Description of the task:
In the listing below, locate the lines that hold "this" and copy them.

____

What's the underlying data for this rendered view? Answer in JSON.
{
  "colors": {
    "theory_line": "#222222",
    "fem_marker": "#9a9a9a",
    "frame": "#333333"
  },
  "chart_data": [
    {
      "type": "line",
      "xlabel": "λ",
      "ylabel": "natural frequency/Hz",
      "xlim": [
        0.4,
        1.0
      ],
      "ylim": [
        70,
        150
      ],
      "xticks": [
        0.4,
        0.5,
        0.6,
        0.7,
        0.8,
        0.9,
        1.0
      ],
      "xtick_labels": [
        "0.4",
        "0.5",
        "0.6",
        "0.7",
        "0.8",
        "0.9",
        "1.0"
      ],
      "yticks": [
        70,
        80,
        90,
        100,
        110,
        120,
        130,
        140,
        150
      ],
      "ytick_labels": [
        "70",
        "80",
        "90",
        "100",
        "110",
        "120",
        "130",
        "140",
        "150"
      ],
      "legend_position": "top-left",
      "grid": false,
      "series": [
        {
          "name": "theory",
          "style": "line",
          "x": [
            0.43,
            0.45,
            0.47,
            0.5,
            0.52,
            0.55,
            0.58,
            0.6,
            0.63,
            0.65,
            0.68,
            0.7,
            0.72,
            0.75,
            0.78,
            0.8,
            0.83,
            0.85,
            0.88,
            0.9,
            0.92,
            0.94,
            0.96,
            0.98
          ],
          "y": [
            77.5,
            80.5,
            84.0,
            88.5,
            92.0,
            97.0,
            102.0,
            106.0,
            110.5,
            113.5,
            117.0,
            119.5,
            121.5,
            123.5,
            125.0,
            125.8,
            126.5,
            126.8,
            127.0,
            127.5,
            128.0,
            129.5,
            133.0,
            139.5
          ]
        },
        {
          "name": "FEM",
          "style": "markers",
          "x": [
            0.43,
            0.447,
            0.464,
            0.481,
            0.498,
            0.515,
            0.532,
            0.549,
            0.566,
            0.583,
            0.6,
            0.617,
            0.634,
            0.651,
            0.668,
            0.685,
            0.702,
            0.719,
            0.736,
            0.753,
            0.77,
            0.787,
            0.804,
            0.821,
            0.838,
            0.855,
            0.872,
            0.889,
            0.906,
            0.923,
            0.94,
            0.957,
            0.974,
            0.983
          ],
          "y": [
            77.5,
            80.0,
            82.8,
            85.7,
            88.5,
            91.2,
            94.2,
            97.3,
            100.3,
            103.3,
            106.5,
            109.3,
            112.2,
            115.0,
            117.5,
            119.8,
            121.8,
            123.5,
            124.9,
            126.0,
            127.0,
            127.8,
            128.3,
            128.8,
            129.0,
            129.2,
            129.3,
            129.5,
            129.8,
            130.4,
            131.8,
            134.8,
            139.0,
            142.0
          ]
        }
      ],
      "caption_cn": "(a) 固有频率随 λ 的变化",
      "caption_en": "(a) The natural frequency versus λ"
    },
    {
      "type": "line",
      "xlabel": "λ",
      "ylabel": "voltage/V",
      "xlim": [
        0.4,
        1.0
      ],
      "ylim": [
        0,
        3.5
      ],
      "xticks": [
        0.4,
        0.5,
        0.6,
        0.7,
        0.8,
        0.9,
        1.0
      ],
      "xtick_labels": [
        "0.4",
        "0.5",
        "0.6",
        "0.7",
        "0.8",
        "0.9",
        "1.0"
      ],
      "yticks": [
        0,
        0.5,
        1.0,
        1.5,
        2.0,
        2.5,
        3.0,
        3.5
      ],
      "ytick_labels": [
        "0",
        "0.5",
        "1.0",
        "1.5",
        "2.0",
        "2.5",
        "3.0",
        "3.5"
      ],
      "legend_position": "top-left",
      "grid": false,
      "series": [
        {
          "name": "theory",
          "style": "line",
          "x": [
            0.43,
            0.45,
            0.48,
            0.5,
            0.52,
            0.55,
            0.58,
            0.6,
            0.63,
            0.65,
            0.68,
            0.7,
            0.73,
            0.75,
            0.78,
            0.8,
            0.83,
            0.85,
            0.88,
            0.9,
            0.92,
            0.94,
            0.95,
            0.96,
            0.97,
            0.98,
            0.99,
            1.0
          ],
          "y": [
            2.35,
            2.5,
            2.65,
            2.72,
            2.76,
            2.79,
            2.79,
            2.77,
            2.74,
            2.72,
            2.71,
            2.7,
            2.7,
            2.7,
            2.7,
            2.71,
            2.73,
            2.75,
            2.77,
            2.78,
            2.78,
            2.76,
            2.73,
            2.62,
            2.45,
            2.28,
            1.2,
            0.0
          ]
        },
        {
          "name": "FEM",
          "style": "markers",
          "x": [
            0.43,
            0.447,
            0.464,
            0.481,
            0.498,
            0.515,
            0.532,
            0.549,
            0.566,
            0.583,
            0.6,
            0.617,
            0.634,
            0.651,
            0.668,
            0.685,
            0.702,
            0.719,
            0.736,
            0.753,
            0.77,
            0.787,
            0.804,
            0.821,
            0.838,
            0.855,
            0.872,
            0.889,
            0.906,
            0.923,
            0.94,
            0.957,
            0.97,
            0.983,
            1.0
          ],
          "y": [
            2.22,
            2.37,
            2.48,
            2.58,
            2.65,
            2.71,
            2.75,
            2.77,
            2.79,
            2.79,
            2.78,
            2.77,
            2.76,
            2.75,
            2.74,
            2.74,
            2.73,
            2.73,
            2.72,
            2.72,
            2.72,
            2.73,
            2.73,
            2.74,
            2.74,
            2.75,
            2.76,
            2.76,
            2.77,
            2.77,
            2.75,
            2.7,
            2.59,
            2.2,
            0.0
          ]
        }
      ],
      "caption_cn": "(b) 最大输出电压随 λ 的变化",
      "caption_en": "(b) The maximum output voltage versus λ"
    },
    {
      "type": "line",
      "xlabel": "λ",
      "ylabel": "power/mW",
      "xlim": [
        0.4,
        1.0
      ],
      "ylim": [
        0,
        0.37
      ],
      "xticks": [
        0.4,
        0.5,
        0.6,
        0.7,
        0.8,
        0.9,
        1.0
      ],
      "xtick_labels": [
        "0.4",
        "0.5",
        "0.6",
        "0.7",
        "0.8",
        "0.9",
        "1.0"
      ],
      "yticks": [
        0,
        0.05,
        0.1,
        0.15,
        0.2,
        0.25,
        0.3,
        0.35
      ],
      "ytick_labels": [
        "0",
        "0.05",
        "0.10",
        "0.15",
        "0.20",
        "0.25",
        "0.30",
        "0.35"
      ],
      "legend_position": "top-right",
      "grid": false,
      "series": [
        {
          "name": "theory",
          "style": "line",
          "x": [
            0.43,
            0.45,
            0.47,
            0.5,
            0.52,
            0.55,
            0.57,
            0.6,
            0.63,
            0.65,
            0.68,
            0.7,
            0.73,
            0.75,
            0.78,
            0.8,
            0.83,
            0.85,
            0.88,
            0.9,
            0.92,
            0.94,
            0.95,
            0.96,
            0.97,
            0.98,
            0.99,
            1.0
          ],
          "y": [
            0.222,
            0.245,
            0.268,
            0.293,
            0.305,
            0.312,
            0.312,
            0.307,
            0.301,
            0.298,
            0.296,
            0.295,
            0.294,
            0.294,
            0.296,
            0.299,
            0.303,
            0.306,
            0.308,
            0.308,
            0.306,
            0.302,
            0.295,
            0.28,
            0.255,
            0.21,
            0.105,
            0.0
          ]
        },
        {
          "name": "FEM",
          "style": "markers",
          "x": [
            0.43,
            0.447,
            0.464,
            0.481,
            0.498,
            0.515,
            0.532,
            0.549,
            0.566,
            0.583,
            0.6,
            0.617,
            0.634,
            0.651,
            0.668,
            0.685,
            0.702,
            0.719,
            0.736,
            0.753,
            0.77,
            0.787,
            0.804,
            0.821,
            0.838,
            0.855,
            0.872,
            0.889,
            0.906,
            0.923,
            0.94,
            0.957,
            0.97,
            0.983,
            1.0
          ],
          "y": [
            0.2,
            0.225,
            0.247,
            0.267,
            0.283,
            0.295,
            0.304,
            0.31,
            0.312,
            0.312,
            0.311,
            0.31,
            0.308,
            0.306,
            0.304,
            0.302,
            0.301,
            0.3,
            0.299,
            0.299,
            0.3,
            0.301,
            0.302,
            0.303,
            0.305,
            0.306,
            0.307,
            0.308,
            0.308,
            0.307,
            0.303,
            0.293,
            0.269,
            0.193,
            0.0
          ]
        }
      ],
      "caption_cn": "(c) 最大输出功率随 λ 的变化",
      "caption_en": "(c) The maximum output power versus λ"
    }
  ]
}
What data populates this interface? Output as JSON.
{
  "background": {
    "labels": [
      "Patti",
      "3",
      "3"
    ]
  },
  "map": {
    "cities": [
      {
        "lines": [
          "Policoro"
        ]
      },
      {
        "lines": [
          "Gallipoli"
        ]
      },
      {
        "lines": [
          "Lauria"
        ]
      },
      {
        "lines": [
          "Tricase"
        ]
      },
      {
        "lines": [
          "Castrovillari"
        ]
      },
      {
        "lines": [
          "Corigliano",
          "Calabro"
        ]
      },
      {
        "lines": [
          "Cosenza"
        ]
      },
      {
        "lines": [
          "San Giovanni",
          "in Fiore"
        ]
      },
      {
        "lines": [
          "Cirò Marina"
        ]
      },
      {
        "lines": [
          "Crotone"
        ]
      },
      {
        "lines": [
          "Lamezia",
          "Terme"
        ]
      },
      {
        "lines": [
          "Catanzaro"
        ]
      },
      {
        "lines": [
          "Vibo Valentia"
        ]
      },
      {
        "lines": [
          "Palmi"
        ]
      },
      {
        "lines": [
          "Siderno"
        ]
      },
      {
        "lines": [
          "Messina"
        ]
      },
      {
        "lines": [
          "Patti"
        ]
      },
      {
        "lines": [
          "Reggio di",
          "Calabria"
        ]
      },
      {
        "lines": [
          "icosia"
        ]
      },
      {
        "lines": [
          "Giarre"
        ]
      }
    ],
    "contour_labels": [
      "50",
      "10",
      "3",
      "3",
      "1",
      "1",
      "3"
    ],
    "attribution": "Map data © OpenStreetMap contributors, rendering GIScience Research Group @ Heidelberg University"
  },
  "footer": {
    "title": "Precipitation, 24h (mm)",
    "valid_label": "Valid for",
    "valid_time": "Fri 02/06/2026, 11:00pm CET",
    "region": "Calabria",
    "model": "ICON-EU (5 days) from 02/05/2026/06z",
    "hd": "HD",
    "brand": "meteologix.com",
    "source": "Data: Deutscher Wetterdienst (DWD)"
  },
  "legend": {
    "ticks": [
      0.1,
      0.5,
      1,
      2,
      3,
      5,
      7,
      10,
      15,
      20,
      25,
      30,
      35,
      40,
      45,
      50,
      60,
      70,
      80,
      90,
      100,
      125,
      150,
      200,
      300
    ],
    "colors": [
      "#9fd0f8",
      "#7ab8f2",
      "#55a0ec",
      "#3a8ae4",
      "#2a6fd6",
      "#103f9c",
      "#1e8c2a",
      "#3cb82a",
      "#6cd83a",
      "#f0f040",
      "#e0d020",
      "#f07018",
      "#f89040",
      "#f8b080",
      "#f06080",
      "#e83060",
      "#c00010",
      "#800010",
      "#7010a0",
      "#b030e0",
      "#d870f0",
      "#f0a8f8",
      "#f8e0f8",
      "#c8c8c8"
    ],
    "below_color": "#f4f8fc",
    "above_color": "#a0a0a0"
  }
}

____

Answer in full:
What's the underlying data for this rendered view? Answer in JSON.
What data populates this interface? Output as JSON.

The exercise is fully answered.